_GOAL OF THE EXERCISE_
Print every entry, word for word, and skip the images.
**** ENTRIES SHOWN
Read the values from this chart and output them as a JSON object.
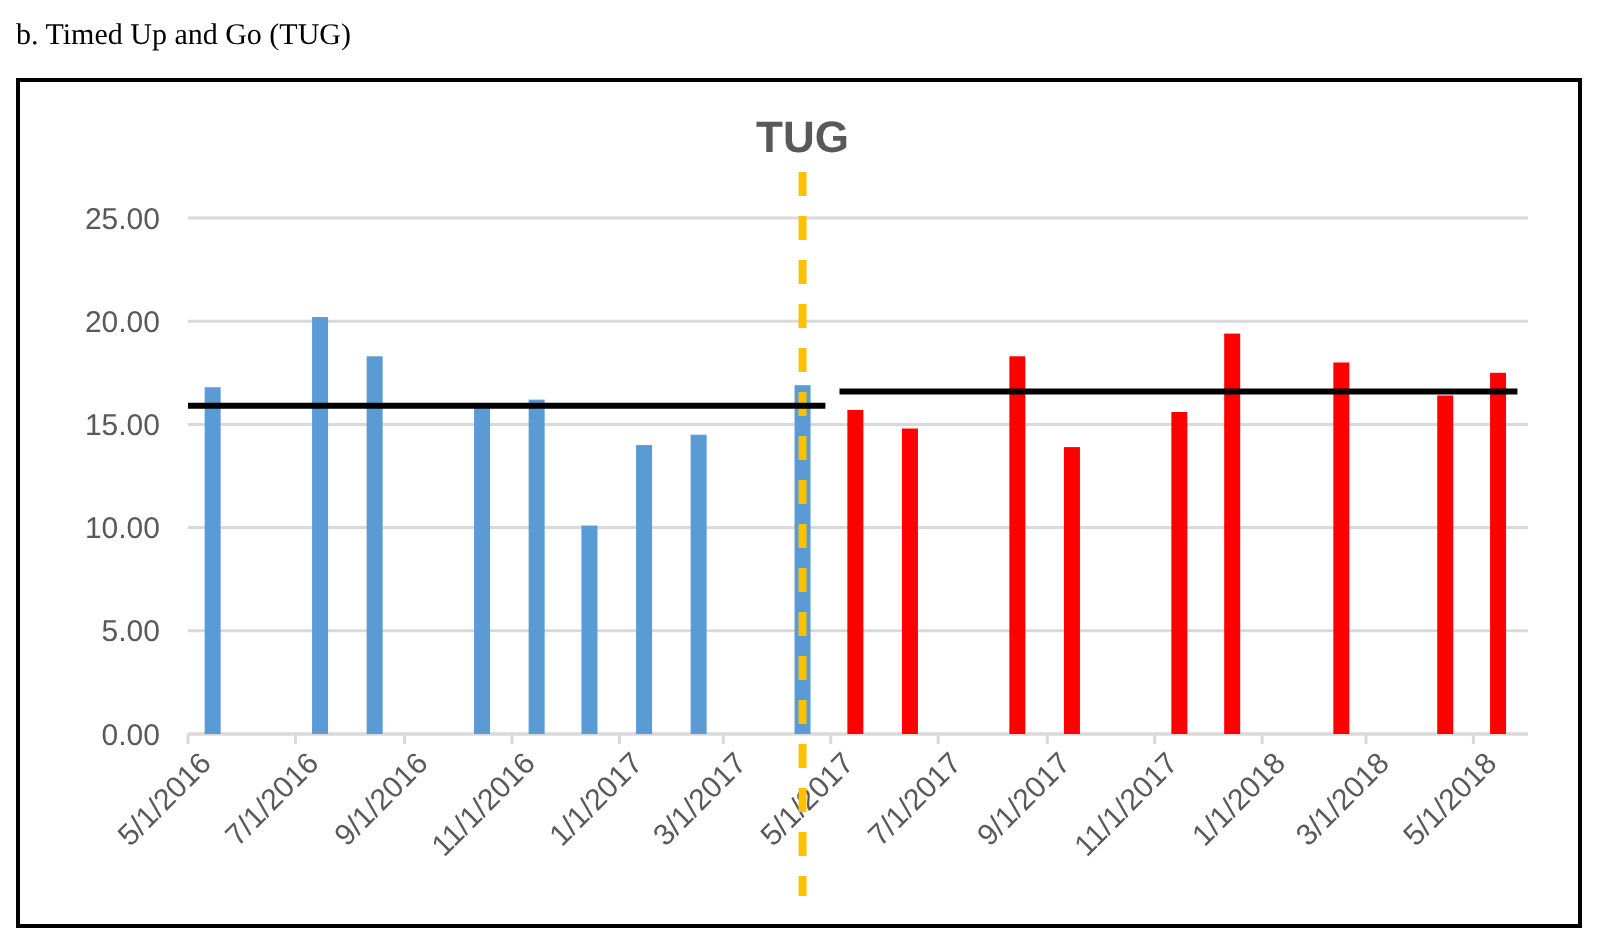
{
  "chart_data": {
    "type": "bar",
    "title": "b. Timed Up and Go (TUG)",
    "series": [
      {
        "color": "#5b9bd5",
        "x": [
          "2016-05-15",
          "2016-07-15",
          "2016-08-15",
          "2016-10-15",
          "2016-11-15",
          "2016-12-15",
          "2017-01-15",
          "2017-02-15",
          "2017-04-15"
        ],
        "values": [
          16.8,
          20.2,
          18.3,
          15.9,
          16.2,
          10.1,
          14.0,
          14.5,
          16.9
        ]
      },
      {
        "color": "#ff0000",
        "x": [
          "2017-05-15",
          "2017-06-15",
          "2017-08-15",
          "2017-09-15",
          "2017-11-15",
          "2017-12-15",
          "2018-02-15",
          "2018-04-15",
          "2018-05-15"
        ],
        "values": [
          15.7,
          14.8,
          18.3,
          13.9,
          15.6,
          19.4,
          18.0,
          16.4,
          17.5
        ]
      },
      {
        "type": "line",
        "color": "#000000",
        "x": [
          "2016-05-01",
          "2017-04-28"
        ],
        "values": [
          15.9,
          15.9
        ]
      },
      {
        "type": "line",
        "color": "#000000",
        "x": [
          "2017-05-06",
          "2018-05-26"
        ],
        "values": [
          16.6,
          16.6
        ]
      }
    ],
    "xlim": [
      "2016-05-01",
      "2018-06-01"
    ],
    "xticks": [
      {
        "value": "2016-05-01",
        "label": "5/1/2016"
      },
      {
        "value": "2016-07-01",
        "label": "7/1/2016"
      },
      {
        "value": "2016-09-01",
        "label": "9/1/2016"
      },
      {
        "value": "2016-11-01",
        "label": "11/1/2016"
      },
      {
        "value": "2017-01-01",
        "label": "1/1/2017"
      },
      {
        "value": "2017-03-01",
        "label": "3/1/2017"
      },
      {
        "value": "2017-05-01",
        "label": "5/1/2017"
      },
      {
        "value": "2017-07-01",
        "label": "7/1/2017"
      },
      {
        "value": "2017-09-01",
        "label": "9/1/2017"
      },
      {
        "value": "2017-11-01",
        "label": "11/1/2017"
      },
      {
        "value": "2018-01-01",
        "label": "1/1/2018"
      },
      {
        "value": "2018-03-01",
        "label": "3/1/2018"
      },
      {
        "value": "2018-05-01",
        "label": "5/1/2018"
      }
    ],
    "ylim": [
      0,
      25
    ],
    "yticks": [
      {
        "value": 0,
        "label": "0.00"
      },
      {
        "value": 5,
        "label": "5.00"
      },
      {
        "value": 10,
        "label": "10.00"
      },
      {
        "value": 15,
        "label": "15.00"
      },
      {
        "value": 20,
        "label": "20.00"
      },
      {
        "value": 25,
        "label": "25.00"
      }
    ],
    "grid": "y",
    "ref_lines": [
      {
        "axis": "x",
        "value": "2017-04-15",
        "label": "TUG",
        "color": "#ffc000",
        "line_style": "dashed"
      }
    ]
  }
}
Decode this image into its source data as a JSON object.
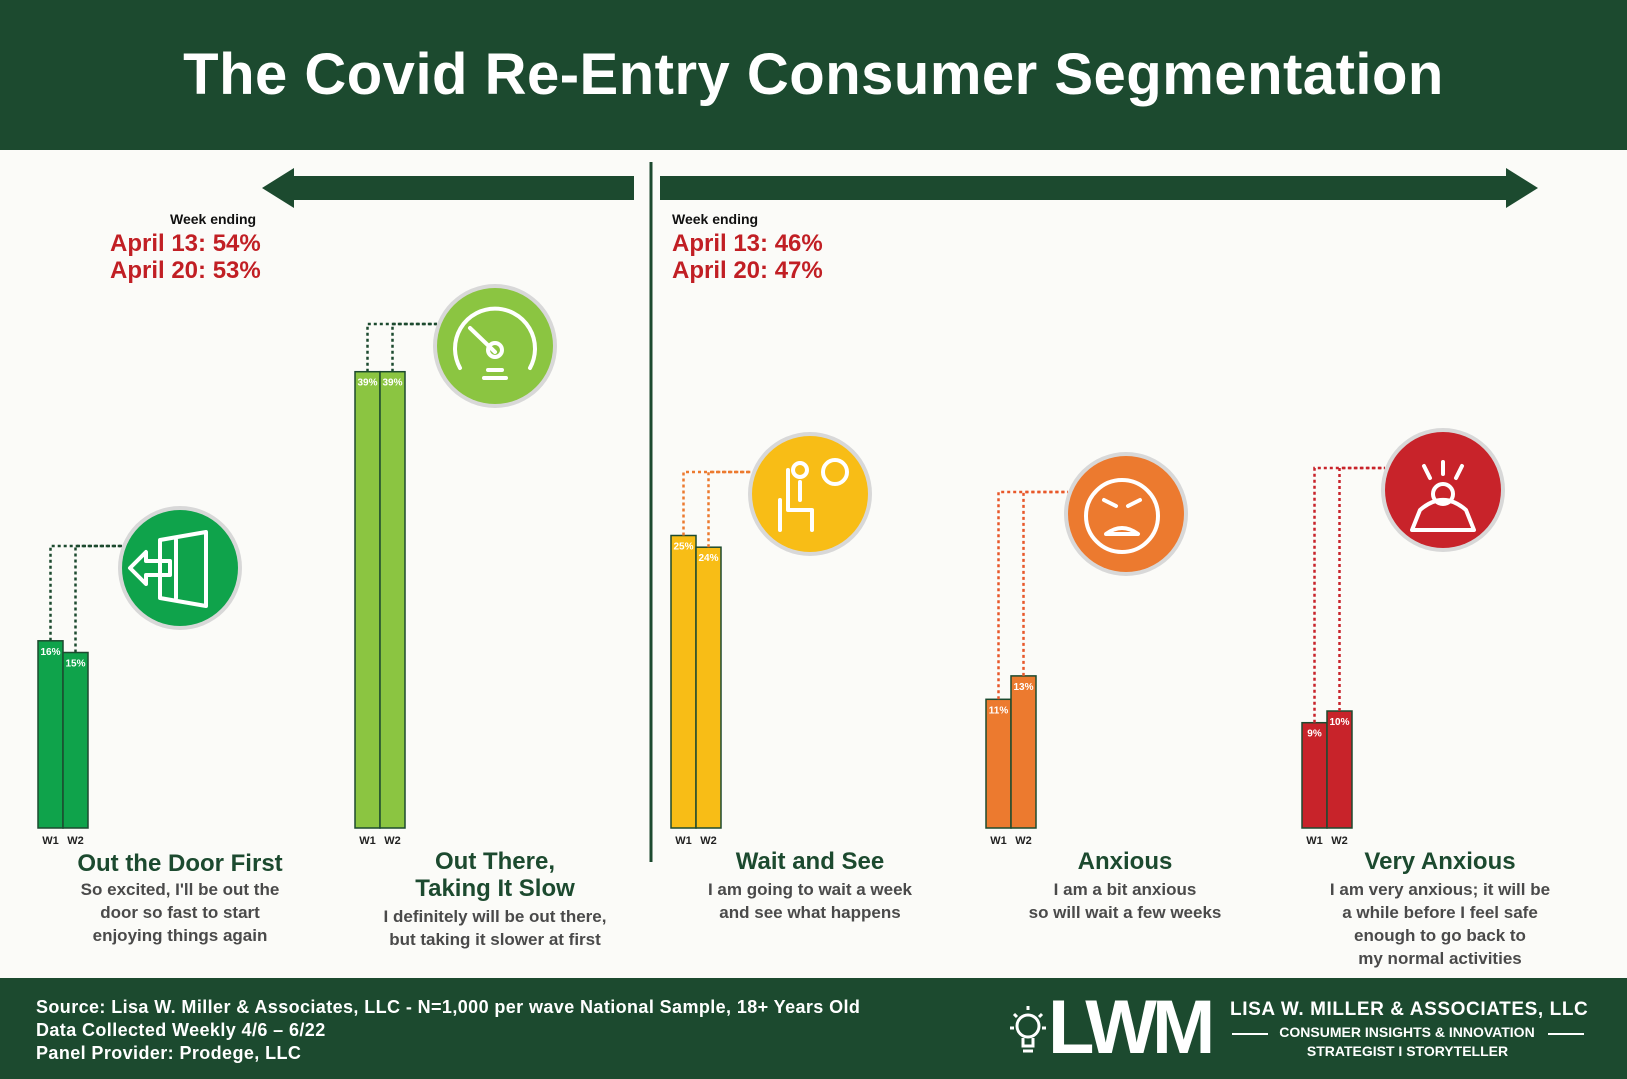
{
  "header": {
    "title": "The Covid Re-Entry Consumer Segmentation"
  },
  "groups": {
    "left": {
      "week_label": "Week ending",
      "lines": [
        "April 13: 54%",
        "April 20: 53%"
      ]
    },
    "right": {
      "week_label": "Week ending",
      "lines": [
        "April 13: 46%",
        "April 20: 47%"
      ]
    }
  },
  "segments": [
    {
      "title": [
        "Out the Door First"
      ],
      "desc": [
        "So excited, I'll be out the",
        "door so fast to start",
        "enjoying things again"
      ],
      "icon": "exit-door-icon"
    },
    {
      "title": [
        "Out There,",
        "Taking It Slow"
      ],
      "desc": [
        "I definitely will be out there,",
        "but taking it slower at first"
      ],
      "icon": "speedometer-icon"
    },
    {
      "title": [
        "Wait and See"
      ],
      "desc": [
        "I am going to wait a week",
        "and see what happens"
      ],
      "icon": "waiting-person-clock-icon"
    },
    {
      "title": [
        "Anxious"
      ],
      "desc": [
        "I am a bit anxious",
        "so will wait a few weeks"
      ],
      "icon": "anxious-face-icon"
    },
    {
      "title": [
        "Very Anxious"
      ],
      "desc": [
        "I am very anxious; it will be",
        "a while before I feel safe",
        "enough to go back to",
        "my normal activities"
      ],
      "icon": "stressed-person-icon"
    }
  ],
  "chart_data": {
    "type": "bar",
    "categories": [
      "Out the Door First",
      "Out There, Taking It Slow",
      "Wait and See",
      "Anxious",
      "Very Anxious"
    ],
    "series": [
      {
        "name": "W1",
        "values": [
          16,
          39,
          25,
          11,
          9
        ]
      },
      {
        "name": "W2",
        "values": [
          15,
          39,
          24,
          13,
          10
        ]
      }
    ],
    "value_labels": [
      [
        "16%",
        "15%"
      ],
      [
        "39%",
        "39%"
      ],
      [
        "25%",
        "24%"
      ],
      [
        "11%",
        "13%"
      ],
      [
        "9%",
        "10%"
      ]
    ],
    "colors": [
      "#0fa34b",
      "#8bc541",
      "#f8bd16",
      "#ec7a2f",
      "#c8232a"
    ],
    "ylim": [
      0,
      40
    ],
    "grid": false
  },
  "footer": {
    "source_lines": [
      "Source: Lisa W. Miller & Associates, LLC - N=1,000 per wave National Sample, 18+ Years Old",
      "Data Collected Weekly 4/6 – 6/22",
      "Panel Provider: Prodege, LLC"
    ],
    "logo_text": "LWM",
    "company_name": "LISA W. MILLER & ASSOCIATES, LLC",
    "tagline_1": "CONSUMER INSIGHTS & INNOVATION",
    "tagline_2": "STRATEGIST I STORYTELLER"
  }
}
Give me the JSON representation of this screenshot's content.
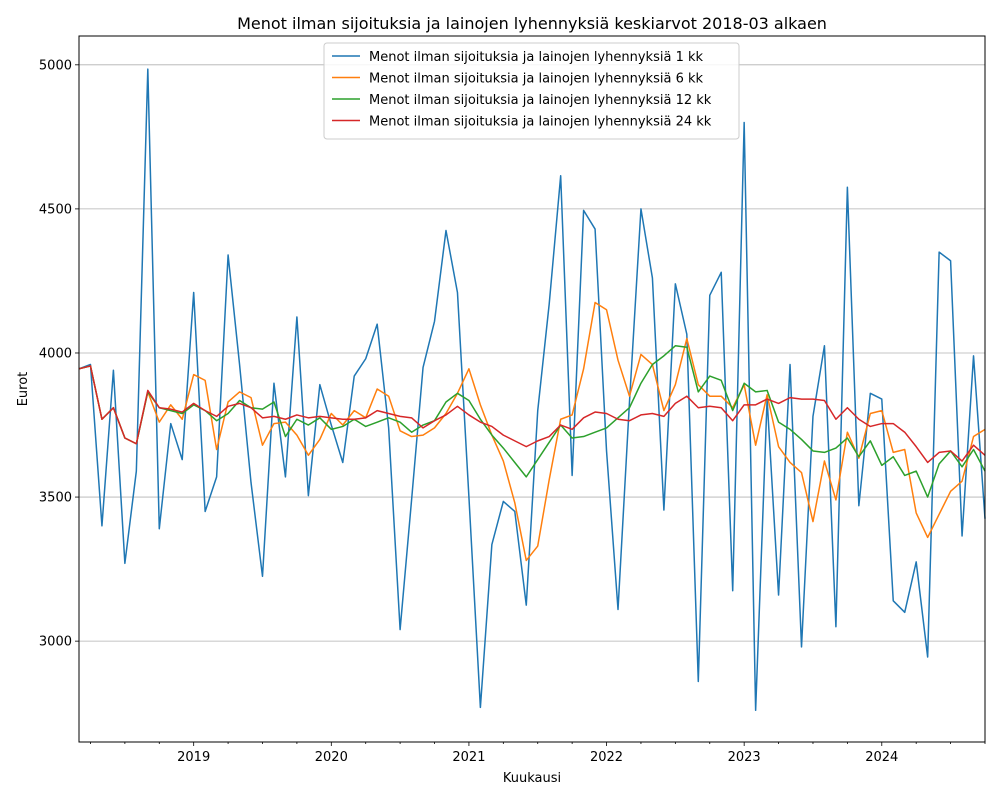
********
_FINAL RESULT_
Read the values from this chart and output them as a JSON object.
{
  "chart_data": {
    "type": "bar",
    "title": "b. Timed Up and Go (TUG)",
    "series": [
      {
        "color": "#5b9bd5",
        "x": [
          "2016-05-15",
          "2016-07-15",
          "2016-08-15",
          "2016-10-15",
          "2016-11-15",
          "2016-12-15",
          "2017-01-15",
          "2017-02-15",
          "2017-04-15"
        ],
        "values": [
          16.8,
          20.2,
          18.3,
          15.9,
          16.2,
          10.1,
          14.0,
          14.5,
          16.9
        ]
      },
      {
        "color": "#ff0000",
        "x": [
          "2017-05-15",
          "2017-06-15",
          "2017-08-15",
          "2017-09-15",
          "2017-11-15",
          "2017-12-15",
          "2018-02-15",
          "2018-04-15",
          "2018-05-15"
        ],
        "values": [
          15.7,
          14.8,
          18.3,
          13.9,
          15.6,
          19.4,
          18.0,
          16.4,
          17.5
        ]
      },
      {
        "type": "line",
        "color": "#000000",
        "x": [
          "2016-05-01",
          "2017-04-28"
        ],
        "values": [
          15.9,
          15.9
        ]
      },
      {
        "type": "line",
        "color": "#000000",
        "x": [
          "2017-05-06",
          "2018-05-26"
        ],
        "values": [
          16.6,
          16.6
        ]
      }
    ],
    "xlim": [
      "2016-05-01",
      "2018-06-01"
    ],
    "xticks": [
      {
        "value": "2016-05-01",
        "label": "5/1/2016"
      },
      {
        "value": "2016-07-01",
        "label": "7/1/2016"
      },
      {
        "value": "2016-09-01",
        "label": "9/1/2016"
      },
      {
        "value": "2016-11-01",
        "label": "11/1/2016"
      },
      {
        "value": "2017-01-01",
        "label": "1/1/2017"
      },
      {
        "value": "2017-03-01",
        "label": "3/1/2017"
      },
      {
        "value": "2017-05-01",
        "label": "5/1/2017"
      },
      {
        "value": "2017-07-01",
        "label": "7/1/2017"
      },
      {
        "value": "2017-09-01",
        "label": "9/1/2017"
      },
      {
        "value": "2017-11-01",
        "label": "11/1/2017"
      },
      {
        "value": "2018-01-01",
        "label": "1/1/2018"
      },
      {
        "value": "2018-03-01",
        "label": "3/1/2018"
      },
      {
        "value": "2018-05-01",
        "label": "5/1/2018"
      }
    ],
    "ylim": [
      0,
      25
    ],
    "yticks": [
      {
        "value": 0,
        "label": "0.00"
      },
      {
        "value": 5,
        "label": "5.00"
      },
      {
        "value": 10,
        "label": "10.00"
      },
      {
        "value": 15,
        "label": "15.00"
      },
      {
        "value": 20,
        "label": "20.00"
      },
      {
        "value": 25,
        "label": "25.00"
      }
    ],
    "grid": "y",
    "ref_lines": [
      {
        "axis": "x",
        "value": "2017-04-15",
        "label": "TUG",
        "color": "#ffc000",
        "line_style": "dashed"
      }
    ]
  }
}
Decode this image into its source data as a JSON object.
{
  "header": {
    "title": "The Covid Re-Entry Consumer Segmentation"
  },
  "groups": {
    "left": {
      "week_label": "Week ending",
      "lines": [
        "April 13: 54%",
        "April 20: 53%"
      ]
    },
    "right": {
      "week_label": "Week ending",
      "lines": [
        "April 13: 46%",
        "April 20: 47%"
      ]
    }
  },
  "segments": [
    {
      "title": [
        "Out the Door First"
      ],
      "desc": [
        "So excited, I'll be out the",
        "door so fast to start",
        "enjoying things again"
      ],
      "icon": "exit-door-icon"
    },
    {
      "title": [
        "Out There,",
        "Taking It Slow"
      ],
      "desc": [
        "I definitely will be out there,",
        "but taking it slower at first"
      ],
      "icon": "speedometer-icon"
    },
    {
      "title": [
        "Wait and See"
      ],
      "desc": [
        "I am going to wait a week",
        "and see what happens"
      ],
      "icon": "waiting-person-clock-icon"
    },
    {
      "title": [
        "Anxious"
      ],
      "desc": [
        "I am a bit anxious",
        "so will wait a few weeks"
      ],
      "icon": "anxious-face-icon"
    },
    {
      "title": [
        "Very Anxious"
      ],
      "desc": [
        "I am very anxious; it will be",
        "a while before I feel safe",
        "enough to go back to",
        "my normal activities"
      ],
      "icon": "stressed-person-icon"
    }
  ],
  "chart_data": {
    "type": "bar",
    "categories": [
      "Out the Door First",
      "Out There, Taking It Slow",
      "Wait and See",
      "Anxious",
      "Very Anxious"
    ],
    "series": [
      {
        "name": "W1",
        "values": [
          16,
          39,
          25,
          11,
          9
        ]
      },
      {
        "name": "W2",
        "values": [
          15,
          39,
          24,
          13,
          10
        ]
      }
    ],
    "value_labels": [
      [
        "16%",
        "15%"
      ],
      [
        "39%",
        "39%"
      ],
      [
        "25%",
        "24%"
      ],
      [
        "11%",
        "13%"
      ],
      [
        "9%",
        "10%"
      ]
    ],
    "colors": [
      "#0fa34b",
      "#8bc541",
      "#f8bd16",
      "#ec7a2f",
      "#c8232a"
    ],
    "ylim": [
      0,
      40
    ],
    "grid": false
  },
  "footer": {
    "source_lines": [
      "Source: Lisa W. Miller & Associates, LLC - N=1,000 per wave National Sample, 18+ Years Old",
      "Data Collected Weekly 4/6 – 6/22",
      "Panel Provider: Prodege, LLC"
    ],
    "logo_text": "LWM",
    "company_name": "LISA W. MILLER & ASSOCIATES, LLC",
    "tagline_1": "CONSUMER INSIGHTS & INNOVATION",
    "tagline_2": "STRATEGIST I STORYTELLER"
  }
}
Give me the JSON representation of this screenshot's content.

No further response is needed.